* [Instructions for the task]:
Below are records to be output exactly, every one of them.

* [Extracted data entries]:

# # #

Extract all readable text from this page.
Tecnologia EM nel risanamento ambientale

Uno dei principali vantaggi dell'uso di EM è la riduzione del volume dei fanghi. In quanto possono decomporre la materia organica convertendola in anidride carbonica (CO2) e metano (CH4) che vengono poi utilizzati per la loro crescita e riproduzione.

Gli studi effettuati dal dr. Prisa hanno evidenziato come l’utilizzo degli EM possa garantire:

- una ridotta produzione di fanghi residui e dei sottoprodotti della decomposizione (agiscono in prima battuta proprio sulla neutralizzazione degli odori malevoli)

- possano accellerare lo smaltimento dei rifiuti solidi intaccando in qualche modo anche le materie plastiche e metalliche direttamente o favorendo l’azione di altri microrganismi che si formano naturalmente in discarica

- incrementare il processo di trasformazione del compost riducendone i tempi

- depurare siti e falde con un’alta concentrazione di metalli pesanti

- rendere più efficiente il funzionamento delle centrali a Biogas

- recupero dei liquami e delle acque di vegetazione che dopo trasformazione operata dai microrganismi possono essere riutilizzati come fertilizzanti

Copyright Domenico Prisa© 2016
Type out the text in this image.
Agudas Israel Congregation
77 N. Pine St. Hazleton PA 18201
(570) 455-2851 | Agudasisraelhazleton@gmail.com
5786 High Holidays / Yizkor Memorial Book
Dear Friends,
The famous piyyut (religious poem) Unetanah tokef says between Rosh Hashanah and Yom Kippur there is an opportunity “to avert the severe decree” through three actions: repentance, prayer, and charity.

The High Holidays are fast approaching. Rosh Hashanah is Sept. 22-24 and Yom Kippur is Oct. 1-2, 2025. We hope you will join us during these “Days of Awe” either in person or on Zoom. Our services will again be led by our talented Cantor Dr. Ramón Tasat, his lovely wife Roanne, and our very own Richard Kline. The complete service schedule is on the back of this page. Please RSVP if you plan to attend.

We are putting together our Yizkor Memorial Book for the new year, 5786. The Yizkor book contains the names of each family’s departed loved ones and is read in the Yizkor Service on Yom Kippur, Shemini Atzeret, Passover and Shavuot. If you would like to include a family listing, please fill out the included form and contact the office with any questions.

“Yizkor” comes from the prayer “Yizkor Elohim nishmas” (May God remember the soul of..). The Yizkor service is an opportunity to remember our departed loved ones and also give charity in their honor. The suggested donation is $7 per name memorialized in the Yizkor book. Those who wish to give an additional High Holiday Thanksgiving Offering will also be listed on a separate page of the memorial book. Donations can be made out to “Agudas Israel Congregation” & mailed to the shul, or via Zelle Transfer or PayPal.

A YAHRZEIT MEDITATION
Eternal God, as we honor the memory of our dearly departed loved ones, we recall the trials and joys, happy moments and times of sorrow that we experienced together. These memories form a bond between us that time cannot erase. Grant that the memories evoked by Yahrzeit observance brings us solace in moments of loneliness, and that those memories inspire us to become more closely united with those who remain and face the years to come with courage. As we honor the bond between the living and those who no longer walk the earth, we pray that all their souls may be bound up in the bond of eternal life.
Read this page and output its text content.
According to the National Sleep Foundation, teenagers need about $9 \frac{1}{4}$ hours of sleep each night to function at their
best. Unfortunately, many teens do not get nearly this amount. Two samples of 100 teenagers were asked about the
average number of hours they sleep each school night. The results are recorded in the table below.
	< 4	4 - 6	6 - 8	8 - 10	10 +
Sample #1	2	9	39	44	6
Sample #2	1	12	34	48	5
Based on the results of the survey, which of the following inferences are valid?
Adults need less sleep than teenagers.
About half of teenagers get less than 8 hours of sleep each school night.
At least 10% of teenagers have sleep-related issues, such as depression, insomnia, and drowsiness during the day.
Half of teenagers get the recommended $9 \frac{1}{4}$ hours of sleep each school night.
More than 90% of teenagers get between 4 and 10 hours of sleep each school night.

# # #

* [Solution to the problem]:
Extract all readable text from this page.
Tecnologia EM nel risanamento ambientale

Uno dei principali vantaggi dell'uso di EM è la riduzione del volume dei fanghi. In quanto possono decomporre la materia organica convertendola in anidride carbonica (CO2) e metano (CH4) che vengono poi utilizzati per la loro crescita e riproduzione.

Gli studi effettuati dal dr. Prisa hanno evidenziato come l’utilizzo degli EM possa garantire:

- una ridotta produzione di fanghi residui e dei sottoprodotti della decomposizione (agiscono in prima battuta proprio sulla neutralizzazione degli odori malevoli)

- possano accellerare lo smaltimento dei rifiuti solidi intaccando in qualche modo anche le materie plastiche e metalliche direttamente o favorendo l’azione di altri microrganismi che si formano naturalmente in discarica

- incrementare il processo di trasformazione del compost riducendone i tempi

- depurare siti e falde con un’alta concentrazione di metalli pesanti

- rendere più efficiente il funzionamento delle centrali a Biogas

- recupero dei liquami e delle acque di vegetazione che dopo trasformazione operata dai microrganismi possono essere riutilizzati come fertilizzanti

Copyright Domenico Prisa© 2016
Type out the text in this image.
Agudas Israel Congregation
77 N. Pine St. Hazleton PA 18201
(570) 455-2851 | Agudasisraelhazleton@gmail.com
5786 High Holidays / Yizkor Memorial Book
Dear Friends,
The famous piyyut (religious poem) Unetanah tokef says between Rosh Hashanah and Yom Kippur there is an opportunity “to avert the severe decree” through three actions: repentance, prayer, and charity.

The High Holidays are fast approaching. Rosh Hashanah is Sept. 22-24 and Yom Kippur is Oct. 1-2, 2025. We hope you will join us during these “Days of Awe” either in person or on Zoom. Our services will again be led by our talented Cantor Dr. Ramón Tasat, his lovely wife Roanne, and our very own Richard Kline. The complete service schedule is on the back of this page. Please RSVP if you plan to attend.

We are putting together our Yizkor Memorial Book for the new year, 5786. The Yizkor book contains the names of each family’s departed loved ones and is read in the Yizkor Service on Yom Kippur, Shemini Atzeret, Passover and Shavuot. If you would like to include a family listing, please fill out the included form and contact the office with any questions.

“Yizkor” comes from the prayer “Yizkor Elohim nishmas” (May God remember the soul of..). The Yizkor service is an opportunity to remember our departed loved ones and also give charity in their honor. The suggested donation is $7 per name memorialized in the Yizkor book. Those who wish to give an additional High Holiday Thanksgiving Offering will also be listed on a separate page of the memorial book. Donations can be made out to “Agudas Israel Congregation” & mailed to the shul, or via Zelle Transfer or PayPal.

A YAHRZEIT MEDITATION
Eternal God, as we honor the memory of our dearly departed loved ones, we recall the trials and joys, happy moments and times of sorrow that we experienced together. These memories form a bond between us that time cannot erase. Grant that the memories evoked by Yahrzeit observance brings us solace in moments of loneliness, and that those memories inspire us to become more closely united with those who remain and face the years to come with courage. As we honor the bond between the living and those who no longer walk the earth, we pray that all their souls may be bound up in the bond of eternal life.
Read this page and output its text content.
According to the National Sleep Foundation, teenagers need about $9 \frac{1}{4}$ hours of sleep each night to function at their
best. Unfortunately, many teens do not get nearly this amount. Two samples of 100 teenagers were asked about the
average number of hours they sleep each school night. The results are recorded in the table below.
	< 4	4 - 6	6 - 8	8 - 10	10 +
Sample #1	2	9	39	44	6
Sample #2	1	12	34	48	5
Based on the results of the survey, which of the following inferences are valid?
Adults need less sleep than teenagers.
About half of teenagers get less than 8 hours of sleep each school night.
At least 10% of teenagers have sleep-related issues, such as depression, insomnia, and drowsiness during the day.
Half of teenagers get the recommended $9 \frac{1}{4}$ hours of sleep each school night.
More than 90% of teenagers get between 4 and 10 hours of sleep each school night.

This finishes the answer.